## [Extracted records]
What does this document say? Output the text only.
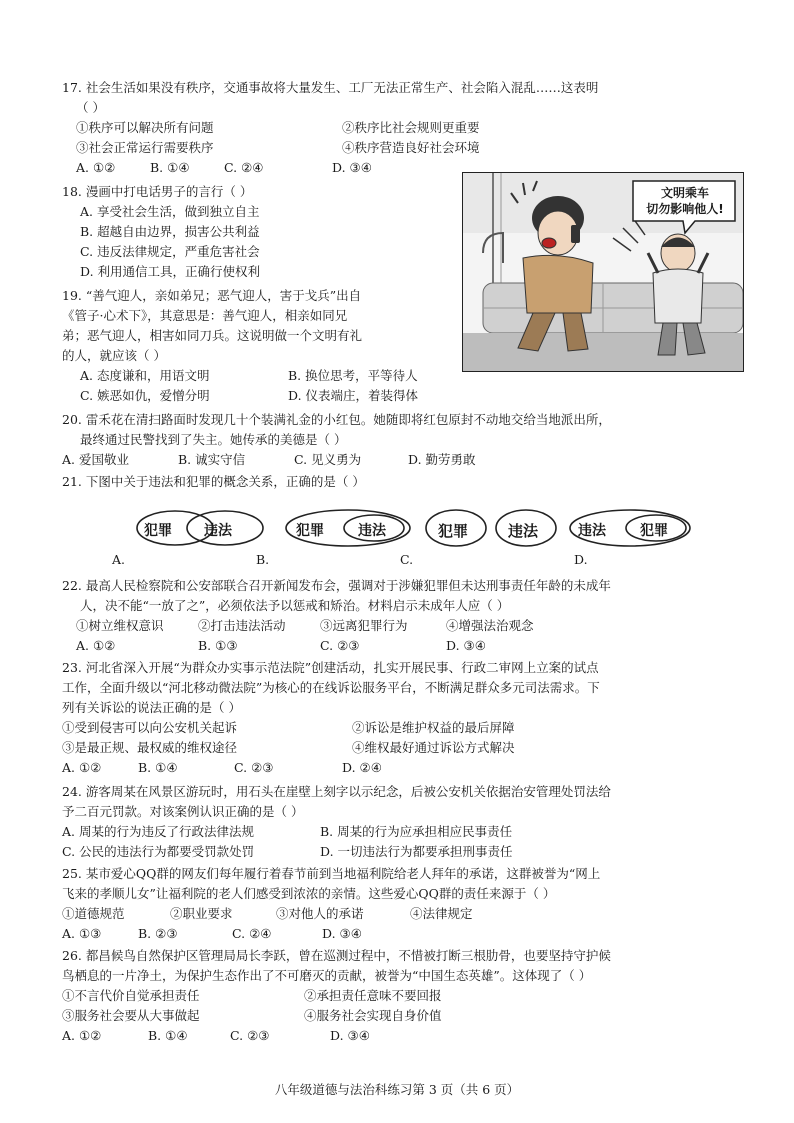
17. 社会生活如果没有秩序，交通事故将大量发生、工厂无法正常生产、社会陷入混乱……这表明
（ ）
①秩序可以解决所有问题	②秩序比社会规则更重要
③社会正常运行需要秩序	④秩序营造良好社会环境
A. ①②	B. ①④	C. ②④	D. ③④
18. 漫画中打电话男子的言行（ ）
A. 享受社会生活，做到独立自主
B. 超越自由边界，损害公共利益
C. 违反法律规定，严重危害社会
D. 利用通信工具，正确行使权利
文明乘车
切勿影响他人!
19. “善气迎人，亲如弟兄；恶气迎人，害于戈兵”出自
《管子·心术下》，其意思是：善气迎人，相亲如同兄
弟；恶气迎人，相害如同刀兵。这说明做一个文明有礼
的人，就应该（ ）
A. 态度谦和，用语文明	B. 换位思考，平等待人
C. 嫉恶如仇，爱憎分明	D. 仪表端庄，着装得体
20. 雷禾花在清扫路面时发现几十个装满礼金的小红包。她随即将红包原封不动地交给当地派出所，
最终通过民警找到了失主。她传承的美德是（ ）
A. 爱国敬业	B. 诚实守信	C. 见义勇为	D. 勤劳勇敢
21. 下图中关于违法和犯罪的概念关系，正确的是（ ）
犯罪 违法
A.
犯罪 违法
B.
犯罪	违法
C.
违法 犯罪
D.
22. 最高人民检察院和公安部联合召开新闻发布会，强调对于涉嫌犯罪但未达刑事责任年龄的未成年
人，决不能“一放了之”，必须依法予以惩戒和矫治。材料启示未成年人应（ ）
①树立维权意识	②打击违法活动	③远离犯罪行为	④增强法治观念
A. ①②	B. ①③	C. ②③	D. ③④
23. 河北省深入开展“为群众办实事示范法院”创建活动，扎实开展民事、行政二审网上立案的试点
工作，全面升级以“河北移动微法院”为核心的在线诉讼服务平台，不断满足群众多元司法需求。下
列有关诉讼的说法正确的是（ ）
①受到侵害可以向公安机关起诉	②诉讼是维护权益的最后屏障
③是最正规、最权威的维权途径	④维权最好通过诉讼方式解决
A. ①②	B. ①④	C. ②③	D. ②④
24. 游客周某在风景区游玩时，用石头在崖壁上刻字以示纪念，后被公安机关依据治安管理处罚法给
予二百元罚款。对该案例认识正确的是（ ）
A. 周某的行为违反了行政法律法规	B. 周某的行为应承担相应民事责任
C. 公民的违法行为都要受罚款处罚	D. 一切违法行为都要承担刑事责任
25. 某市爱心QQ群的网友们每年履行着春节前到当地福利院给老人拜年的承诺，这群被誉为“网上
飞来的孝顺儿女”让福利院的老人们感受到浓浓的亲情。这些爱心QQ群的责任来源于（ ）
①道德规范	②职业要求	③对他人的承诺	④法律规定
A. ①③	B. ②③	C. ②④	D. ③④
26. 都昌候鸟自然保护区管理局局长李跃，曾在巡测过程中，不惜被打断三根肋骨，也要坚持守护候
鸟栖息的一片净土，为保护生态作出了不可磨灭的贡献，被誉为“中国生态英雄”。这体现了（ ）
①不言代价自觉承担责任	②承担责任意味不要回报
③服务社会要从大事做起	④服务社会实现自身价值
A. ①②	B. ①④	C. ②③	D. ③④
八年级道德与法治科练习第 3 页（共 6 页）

## [GIVEN REQUEST]
Your copy of the data above should match it exactly, except that pictures are left out.

## [COMPLETE RESPONSE]
What does this document say? Output the text only.
17. 社会生活如果没有秩序，交通事故将大量发生、工厂无法正常生产、社会陷入混乱……这表明
（ ）
①秩序可以解决所有问题	②秩序比社会规则更重要
③社会正常运行需要秩序	④秩序营造良好社会环境
A. ①②	B. ①④	C. ②④	D. ③④
18. 漫画中打电话男子的言行（ ）
A. 享受社会生活，做到独立自主
B. 超越自由边界，损害公共利益
C. 违反法律规定，严重危害社会
D. 利用通信工具，正确行使权利
文明乘车
切勿影响他人!
19. “善气迎人，亲如弟兄；恶气迎人，害于戈兵”出自
《管子·心术下》，其意思是：善气迎人，相亲如同兄
弟；恶气迎人，相害如同刀兵。这说明做一个文明有礼
的人，就应该（ ）
A. 态度谦和，用语文明	B. 换位思考，平等待人
C. 嫉恶如仇，爱憎分明	D. 仪表端庄，着装得体
20. 雷禾花在清扫路面时发现几十个装满礼金的小红包。她随即将红包原封不动地交给当地派出所，
最终通过民警找到了失主。她传承的美德是（ ）
A. 爱国敬业	B. 诚实守信	C. 见义勇为	D. 勤劳勇敢
21. 下图中关于违法和犯罪的概念关系，正确的是（ ）
犯罪 违法
A.
犯罪 违法
B.
犯罪	违法
C.
违法 犯罪
D.
22. 最高人民检察院和公安部联合召开新闻发布会，强调对于涉嫌犯罪但未达刑事责任年龄的未成年
人，决不能“一放了之”，必须依法予以惩戒和矫治。材料启示未成年人应（ ）
①树立维权意识	②打击违法活动	③远离犯罪行为	④增强法治观念
A. ①②	B. ①③	C. ②③	D. ③④
23. 河北省深入开展“为群众办实事示范法院”创建活动，扎实开展民事、行政二审网上立案的试点
工作，全面升级以“河北移动微法院”为核心的在线诉讼服务平台，不断满足群众多元司法需求。下
列有关诉讼的说法正确的是（ ）
①受到侵害可以向公安机关起诉	②诉讼是维护权益的最后屏障
③是最正规、最权威的维权途径	④维权最好通过诉讼方式解决
A. ①②	B. ①④	C. ②③	D. ②④
24. 游客周某在风景区游玩时，用石头在崖壁上刻字以示纪念，后被公安机关依据治安管理处罚法给
予二百元罚款。对该案例认识正确的是（ ）
A. 周某的行为违反了行政法律法规	B. 周某的行为应承担相应民事责任
C. 公民的违法行为都要受罚款处罚	D. 一切违法行为都要承担刑事责任
25. 某市爱心QQ群的网友们每年履行着春节前到当地福利院给老人拜年的承诺，这群被誉为“网上
飞来的孝顺儿女”让福利院的老人们感受到浓浓的亲情。这些爱心QQ群的责任来源于（ ）
①道德规范	②职业要求	③对他人的承诺	④法律规定
A. ①③	B. ②③	C. ②④	D. ③④
26. 都昌候鸟自然保护区管理局局长李跃，曾在巡测过程中，不惜被打断三根肋骨，也要坚持守护候
鸟栖息的一片净土，为保护生态作出了不可磨灭的贡献，被誉为“中国生态英雄”。这体现了（ ）
①不言代价自觉承担责任	②承担责任意味不要回报
③服务社会要从大事做起	④服务社会实现自身价值
A. ①②	B. ①④	C. ②③	D. ③④
八年级道德与法治科练习第 3 页（共 6 页）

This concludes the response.